§ What the task requires
Write out again only the lines between the one with "Decode this image" and the end of the records below, both ends counted, and don't include the pictures.
━━━━━━━━━━━━━━━━━━━━━━━━━━━━━━
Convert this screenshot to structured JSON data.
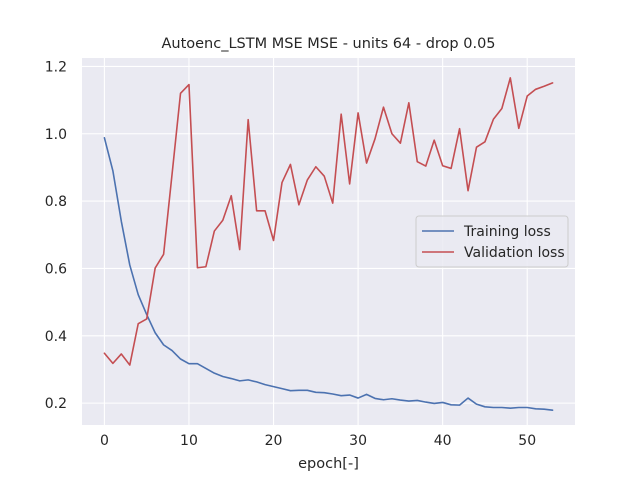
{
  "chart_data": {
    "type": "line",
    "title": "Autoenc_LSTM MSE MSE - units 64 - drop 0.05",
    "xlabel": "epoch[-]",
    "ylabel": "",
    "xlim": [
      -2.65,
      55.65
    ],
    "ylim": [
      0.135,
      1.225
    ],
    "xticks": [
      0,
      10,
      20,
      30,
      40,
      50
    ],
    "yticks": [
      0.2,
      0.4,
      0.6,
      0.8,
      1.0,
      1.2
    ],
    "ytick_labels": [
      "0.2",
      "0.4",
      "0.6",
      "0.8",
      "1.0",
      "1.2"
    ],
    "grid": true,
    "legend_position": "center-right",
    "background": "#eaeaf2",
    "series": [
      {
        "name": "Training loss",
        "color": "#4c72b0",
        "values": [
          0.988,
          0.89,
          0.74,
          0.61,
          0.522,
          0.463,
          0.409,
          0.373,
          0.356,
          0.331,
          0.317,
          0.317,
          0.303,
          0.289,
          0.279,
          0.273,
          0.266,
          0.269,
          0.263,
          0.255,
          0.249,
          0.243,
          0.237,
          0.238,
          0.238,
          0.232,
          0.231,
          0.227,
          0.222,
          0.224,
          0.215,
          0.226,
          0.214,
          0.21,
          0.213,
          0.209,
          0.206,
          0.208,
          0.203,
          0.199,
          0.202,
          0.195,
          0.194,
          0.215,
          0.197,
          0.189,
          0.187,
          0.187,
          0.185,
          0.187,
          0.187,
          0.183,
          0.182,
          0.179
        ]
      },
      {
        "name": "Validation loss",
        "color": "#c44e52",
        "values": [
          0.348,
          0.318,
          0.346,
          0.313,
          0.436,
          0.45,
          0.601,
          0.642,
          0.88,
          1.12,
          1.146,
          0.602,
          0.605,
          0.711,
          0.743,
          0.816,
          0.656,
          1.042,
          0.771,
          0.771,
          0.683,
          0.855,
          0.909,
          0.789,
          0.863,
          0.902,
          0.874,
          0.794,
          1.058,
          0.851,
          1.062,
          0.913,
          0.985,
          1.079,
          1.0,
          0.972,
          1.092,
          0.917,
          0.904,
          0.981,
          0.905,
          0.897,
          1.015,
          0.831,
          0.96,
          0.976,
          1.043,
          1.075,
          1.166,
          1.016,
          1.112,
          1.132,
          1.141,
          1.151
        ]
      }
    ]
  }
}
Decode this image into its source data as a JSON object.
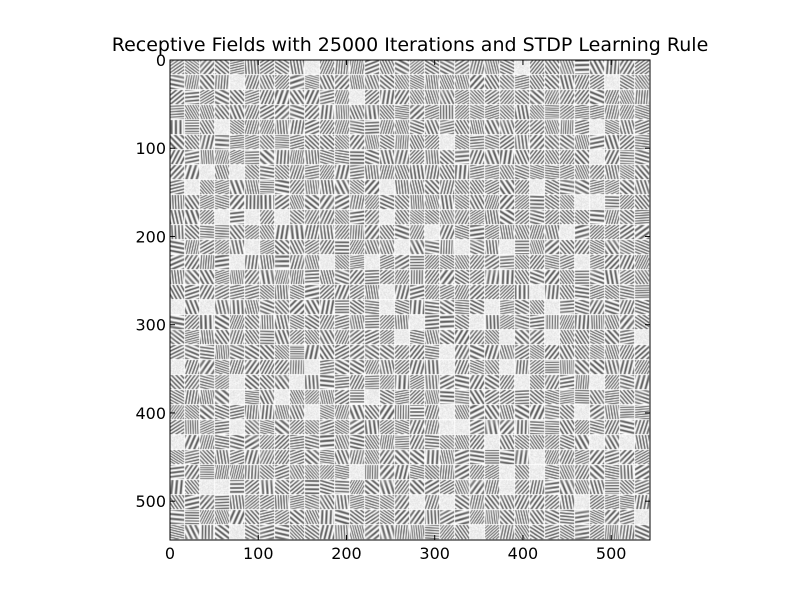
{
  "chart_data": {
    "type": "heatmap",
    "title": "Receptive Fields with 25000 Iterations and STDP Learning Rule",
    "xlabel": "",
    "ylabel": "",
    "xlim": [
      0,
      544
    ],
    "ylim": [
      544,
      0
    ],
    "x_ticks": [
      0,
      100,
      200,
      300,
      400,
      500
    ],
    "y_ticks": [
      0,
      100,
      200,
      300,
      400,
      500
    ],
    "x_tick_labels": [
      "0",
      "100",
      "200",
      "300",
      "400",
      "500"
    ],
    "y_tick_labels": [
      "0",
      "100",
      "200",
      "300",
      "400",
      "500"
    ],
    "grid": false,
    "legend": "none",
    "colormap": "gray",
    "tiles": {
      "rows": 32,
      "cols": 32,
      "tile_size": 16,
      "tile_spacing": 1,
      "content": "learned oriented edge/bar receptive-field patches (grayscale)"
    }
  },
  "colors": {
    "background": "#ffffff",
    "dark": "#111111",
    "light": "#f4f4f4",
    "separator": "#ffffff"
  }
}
━━━━━━━━━━━━━━━━━━━━━━━━━━━━━━
§ The response
Decode this image into its source data as a JSON object.
{
  "chart_data": {
    "type": "heatmap",
    "title": "Receptive Fields with 25000 Iterations and STDP Learning Rule",
    "xlabel": "",
    "ylabel": "",
    "xlim": [
      0,
      544
    ],
    "ylim": [
      544,
      0
    ],
    "x_ticks": [
      0,
      100,
      200,
      300,
      400,
      500
    ],
    "y_ticks": [
      0,
      100,
      200,
      300,
      400,
      500
    ],
    "x_tick_labels": [
      "0",
      "100",
      "200",
      "300",
      "400",
      "500"
    ],
    "y_tick_labels": [
      "0",
      "100",
      "200",
      "300",
      "400",
      "500"
    ],
    "grid": false,
    "legend": "none",
    "colormap": "gray",
    "tiles": {
      "rows": 32,
      "cols": 32,
      "tile_size": 16,
      "tile_spacing": 1,
      "content": "learned oriented edge/bar receptive-field patches (grayscale)"
    }
  },
  "colors": {
    "background": "#ffffff",
    "dark": "#111111",
    "light": "#f4f4f4",
    "separator": "#ffffff"
  }
}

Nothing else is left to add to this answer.